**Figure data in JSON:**
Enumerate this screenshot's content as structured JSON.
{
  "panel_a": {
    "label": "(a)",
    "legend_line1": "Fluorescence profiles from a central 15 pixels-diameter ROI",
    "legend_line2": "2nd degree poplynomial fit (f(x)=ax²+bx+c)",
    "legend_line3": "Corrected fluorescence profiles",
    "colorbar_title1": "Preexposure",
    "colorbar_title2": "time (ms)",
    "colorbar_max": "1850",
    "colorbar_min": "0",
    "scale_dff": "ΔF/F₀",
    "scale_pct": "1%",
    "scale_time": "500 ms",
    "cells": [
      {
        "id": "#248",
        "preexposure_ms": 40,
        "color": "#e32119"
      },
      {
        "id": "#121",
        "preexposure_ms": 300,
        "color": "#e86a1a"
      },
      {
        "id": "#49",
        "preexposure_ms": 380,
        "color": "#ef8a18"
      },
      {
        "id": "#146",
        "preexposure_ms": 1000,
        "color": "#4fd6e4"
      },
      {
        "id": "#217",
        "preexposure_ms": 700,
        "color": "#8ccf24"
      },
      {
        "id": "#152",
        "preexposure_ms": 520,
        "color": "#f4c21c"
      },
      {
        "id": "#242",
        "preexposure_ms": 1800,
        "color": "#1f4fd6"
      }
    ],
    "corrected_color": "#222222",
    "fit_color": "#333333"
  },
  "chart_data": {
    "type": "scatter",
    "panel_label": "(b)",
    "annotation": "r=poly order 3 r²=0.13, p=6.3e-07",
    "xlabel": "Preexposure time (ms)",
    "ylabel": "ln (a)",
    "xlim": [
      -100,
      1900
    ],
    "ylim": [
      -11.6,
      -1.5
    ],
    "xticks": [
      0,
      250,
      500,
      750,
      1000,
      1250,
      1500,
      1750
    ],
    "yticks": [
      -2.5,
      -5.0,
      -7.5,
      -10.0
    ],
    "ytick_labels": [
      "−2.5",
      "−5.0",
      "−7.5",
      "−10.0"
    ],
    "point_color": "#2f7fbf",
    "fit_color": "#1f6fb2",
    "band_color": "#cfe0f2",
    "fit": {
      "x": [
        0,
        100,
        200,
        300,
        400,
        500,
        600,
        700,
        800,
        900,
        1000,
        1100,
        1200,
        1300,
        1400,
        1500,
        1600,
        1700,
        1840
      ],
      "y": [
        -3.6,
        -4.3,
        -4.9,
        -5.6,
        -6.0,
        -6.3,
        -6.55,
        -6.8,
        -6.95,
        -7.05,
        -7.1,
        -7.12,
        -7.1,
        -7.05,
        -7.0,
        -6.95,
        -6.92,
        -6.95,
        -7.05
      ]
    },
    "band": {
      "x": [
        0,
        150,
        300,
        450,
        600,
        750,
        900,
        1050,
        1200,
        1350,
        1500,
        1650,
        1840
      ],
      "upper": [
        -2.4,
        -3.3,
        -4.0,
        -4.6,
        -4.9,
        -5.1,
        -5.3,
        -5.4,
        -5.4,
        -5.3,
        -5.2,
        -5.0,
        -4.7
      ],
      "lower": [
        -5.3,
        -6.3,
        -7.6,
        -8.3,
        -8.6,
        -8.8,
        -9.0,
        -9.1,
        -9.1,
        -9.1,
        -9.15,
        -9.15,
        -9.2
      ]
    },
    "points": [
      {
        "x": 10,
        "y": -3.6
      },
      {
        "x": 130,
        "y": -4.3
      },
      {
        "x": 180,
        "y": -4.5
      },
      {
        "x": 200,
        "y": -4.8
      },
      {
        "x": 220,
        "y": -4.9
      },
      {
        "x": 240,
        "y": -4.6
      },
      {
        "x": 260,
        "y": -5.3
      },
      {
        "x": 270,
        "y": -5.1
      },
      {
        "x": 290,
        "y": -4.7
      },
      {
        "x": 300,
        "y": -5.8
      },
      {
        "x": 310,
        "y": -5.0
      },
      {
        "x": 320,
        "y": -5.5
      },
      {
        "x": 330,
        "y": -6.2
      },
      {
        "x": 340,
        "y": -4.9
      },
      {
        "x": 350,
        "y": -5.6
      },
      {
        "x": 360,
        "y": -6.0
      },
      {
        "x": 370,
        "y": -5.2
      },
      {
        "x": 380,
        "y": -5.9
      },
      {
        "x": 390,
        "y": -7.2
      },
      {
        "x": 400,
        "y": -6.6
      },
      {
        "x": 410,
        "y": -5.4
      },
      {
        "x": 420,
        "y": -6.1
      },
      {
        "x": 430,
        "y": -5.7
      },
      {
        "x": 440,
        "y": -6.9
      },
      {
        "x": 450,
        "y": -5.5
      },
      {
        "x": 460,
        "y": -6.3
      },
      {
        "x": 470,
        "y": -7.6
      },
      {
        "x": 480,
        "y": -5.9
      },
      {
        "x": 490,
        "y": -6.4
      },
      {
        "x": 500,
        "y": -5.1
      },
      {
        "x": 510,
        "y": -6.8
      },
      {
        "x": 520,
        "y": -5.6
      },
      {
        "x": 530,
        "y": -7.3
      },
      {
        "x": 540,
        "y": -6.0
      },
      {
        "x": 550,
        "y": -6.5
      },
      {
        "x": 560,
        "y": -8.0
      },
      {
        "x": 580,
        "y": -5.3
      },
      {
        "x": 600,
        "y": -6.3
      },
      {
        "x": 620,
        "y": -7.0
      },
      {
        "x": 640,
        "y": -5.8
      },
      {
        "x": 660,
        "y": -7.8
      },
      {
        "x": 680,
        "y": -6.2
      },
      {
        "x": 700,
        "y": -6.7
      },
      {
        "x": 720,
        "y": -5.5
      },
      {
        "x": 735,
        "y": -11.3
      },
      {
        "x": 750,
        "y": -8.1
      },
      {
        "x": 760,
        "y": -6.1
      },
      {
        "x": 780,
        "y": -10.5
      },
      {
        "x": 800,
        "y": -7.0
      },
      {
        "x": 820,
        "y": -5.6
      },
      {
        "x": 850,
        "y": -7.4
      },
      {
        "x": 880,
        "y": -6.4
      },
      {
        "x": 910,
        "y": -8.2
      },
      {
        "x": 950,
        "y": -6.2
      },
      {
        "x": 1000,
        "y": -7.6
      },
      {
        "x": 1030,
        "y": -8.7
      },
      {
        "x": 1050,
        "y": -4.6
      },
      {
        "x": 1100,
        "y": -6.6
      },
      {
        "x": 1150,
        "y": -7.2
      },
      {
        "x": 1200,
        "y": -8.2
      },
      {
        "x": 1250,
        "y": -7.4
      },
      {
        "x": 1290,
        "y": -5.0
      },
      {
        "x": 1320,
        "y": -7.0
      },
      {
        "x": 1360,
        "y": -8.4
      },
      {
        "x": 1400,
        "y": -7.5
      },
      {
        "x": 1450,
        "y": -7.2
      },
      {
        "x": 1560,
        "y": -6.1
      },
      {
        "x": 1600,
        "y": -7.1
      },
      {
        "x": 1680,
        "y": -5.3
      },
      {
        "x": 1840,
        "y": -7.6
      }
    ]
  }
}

**Task to carry out:**
Copy each record from above without leaving any out.

**Response to the task:**
Enumerate this screenshot's content as structured JSON.
{
  "panel_a": {
    "label": "(a)",
    "legend_line1": "Fluorescence profiles from a central 15 pixels-diameter ROI",
    "legend_line2": "2nd degree poplynomial fit (f(x)=ax²+bx+c)",
    "legend_line3": "Corrected fluorescence profiles",
    "colorbar_title1": "Preexposure",
    "colorbar_title2": "time (ms)",
    "colorbar_max": "1850",
    "colorbar_min": "0",
    "scale_dff": "ΔF/F₀",
    "scale_pct": "1%",
    "scale_time": "500 ms",
    "cells": [
      {
        "id": "#248",
        "preexposure_ms": 40,
        "color": "#e32119"
      },
      {
        "id": "#121",
        "preexposure_ms": 300,
        "color": "#e86a1a"
      },
      {
        "id": "#49",
        "preexposure_ms": 380,
        "color": "#ef8a18"
      },
      {
        "id": "#146",
        "preexposure_ms": 1000,
        "color": "#4fd6e4"
      },
      {
        "id": "#217",
        "preexposure_ms": 700,
        "color": "#8ccf24"
      },
      {
        "id": "#152",
        "preexposure_ms": 520,
        "color": "#f4c21c"
      },
      {
        "id": "#242",
        "preexposure_ms": 1800,
        "color": "#1f4fd6"
      }
    ],
    "corrected_color": "#222222",
    "fit_color": "#333333"
  },
  "chart_data": {
    "type": "scatter",
    "panel_label": "(b)",
    "annotation": "r=poly order 3 r²=0.13, p=6.3e-07",
    "xlabel": "Preexposure time (ms)",
    "ylabel": "ln (a)",
    "xlim": [
      -100,
      1900
    ],
    "ylim": [
      -11.6,
      -1.5
    ],
    "xticks": [
      0,
      250,
      500,
      750,
      1000,
      1250,
      1500,
      1750
    ],
    "yticks": [
      -2.5,
      -5.0,
      -7.5,
      -10.0
    ],
    "ytick_labels": [
      "−2.5",
      "−5.0",
      "−7.5",
      "−10.0"
    ],
    "point_color": "#2f7fbf",
    "fit_color": "#1f6fb2",
    "band_color": "#cfe0f2",
    "fit": {
      "x": [
        0,
        100,
        200,
        300,
        400,
        500,
        600,
        700,
        800,
        900,
        1000,
        1100,
        1200,
        1300,
        1400,
        1500,
        1600,
        1700,
        1840
      ],
      "y": [
        -3.6,
        -4.3,
        -4.9,
        -5.6,
        -6.0,
        -6.3,
        -6.55,
        -6.8,
        -6.95,
        -7.05,
        -7.1,
        -7.12,
        -7.1,
        -7.05,
        -7.0,
        -6.95,
        -6.92,
        -6.95,
        -7.05
      ]
    },
    "band": {
      "x": [
        0,
        150,
        300,
        450,
        600,
        750,
        900,
        1050,
        1200,
        1350,
        1500,
        1650,
        1840
      ],
      "upper": [
        -2.4,
        -3.3,
        -4.0,
        -4.6,
        -4.9,
        -5.1,
        -5.3,
        -5.4,
        -5.4,
        -5.3,
        -5.2,
        -5.0,
        -4.7
      ],
      "lower": [
        -5.3,
        -6.3,
        -7.6,
        -8.3,
        -8.6,
        -8.8,
        -9.0,
        -9.1,
        -9.1,
        -9.1,
        -9.15,
        -9.15,
        -9.2
      ]
    },
    "points": [
      {
        "x": 10,
        "y": -3.6
      },
      {
        "x": 130,
        "y": -4.3
      },
      {
        "x": 180,
        "y": -4.5
      },
      {
        "x": 200,
        "y": -4.8
      },
      {
        "x": 220,
        "y": -4.9
      },
      {
        "x": 240,
        "y": -4.6
      },
      {
        "x": 260,
        "y": -5.3
      },
      {
        "x": 270,
        "y": -5.1
      },
      {
        "x": 290,
        "y": -4.7
      },
      {
        "x": 300,
        "y": -5.8
      },
      {
        "x": 310,
        "y": -5.0
      },
      {
        "x": 320,
        "y": -5.5
      },
      {
        "x": 330,
        "y": -6.2
      },
      {
        "x": 340,
        "y": -4.9
      },
      {
        "x": 350,
        "y": -5.6
      },
      {
        "x": 360,
        "y": -6.0
      },
      {
        "x": 370,
        "y": -5.2
      },
      {
        "x": 380,
        "y": -5.9
      },
      {
        "x": 390,
        "y": -7.2
      },
      {
        "x": 400,
        "y": -6.6
      },
      {
        "x": 410,
        "y": -5.4
      },
      {
        "x": 420,
        "y": -6.1
      },
      {
        "x": 430,
        "y": -5.7
      },
      {
        "x": 440,
        "y": -6.9
      },
      {
        "x": 450,
        "y": -5.5
      },
      {
        "x": 460,
        "y": -6.3
      },
      {
        "x": 470,
        "y": -7.6
      },
      {
        "x": 480,
        "y": -5.9
      },
      {
        "x": 490,
        "y": -6.4
      },
      {
        "x": 500,
        "y": -5.1
      },
      {
        "x": 510,
        "y": -6.8
      },
      {
        "x": 520,
        "y": -5.6
      },
      {
        "x": 530,
        "y": -7.3
      },
      {
        "x": 540,
        "y": -6.0
      },
      {
        "x": 550,
        "y": -6.5
      },
      {
        "x": 560,
        "y": -8.0
      },
      {
        "x": 580,
        "y": -5.3
      },
      {
        "x": 600,
        "y": -6.3
      },
      {
        "x": 620,
        "y": -7.0
      },
      {
        "x": 640,
        "y": -5.8
      },
      {
        "x": 660,
        "y": -7.8
      },
      {
        "x": 680,
        "y": -6.2
      },
      {
        "x": 700,
        "y": -6.7
      },
      {
        "x": 720,
        "y": -5.5
      },
      {
        "x": 735,
        "y": -11.3
      },
      {
        "x": 750,
        "y": -8.1
      },
      {
        "x": 760,
        "y": -6.1
      },
      {
        "x": 780,
        "y": -10.5
      },
      {
        "x": 800,
        "y": -7.0
      },
      {
        "x": 820,
        "y": -5.6
      },
      {
        "x": 850,
        "y": -7.4
      },
      {
        "x": 880,
        "y": -6.4
      },
      {
        "x": 910,
        "y": -8.2
      },
      {
        "x": 950,
        "y": -6.2
      },
      {
        "x": 1000,
        "y": -7.6
      },
      {
        "x": 1030,
        "y": -8.7
      },
      {
        "x": 1050,
        "y": -4.6
      },
      {
        "x": 1100,
        "y": -6.6
      },
      {
        "x": 1150,
        "y": -7.2
      },
      {
        "x": 1200,
        "y": -8.2
      },
      {
        "x": 1250,
        "y": -7.4
      },
      {
        "x": 1290,
        "y": -5.0
      },
      {
        "x": 1320,
        "y": -7.0
      },
      {
        "x": 1360,
        "y": -8.4
      },
      {
        "x": 1400,
        "y": -7.5
      },
      {
        "x": 1450,
        "y": -7.2
      },
      {
        "x": 1560,
        "y": -6.1
      },
      {
        "x": 1600,
        "y": -7.1
      },
      {
        "x": 1680,
        "y": -5.3
      },
      {
        "x": 1840,
        "y": -7.6
      }
    ]
  }
}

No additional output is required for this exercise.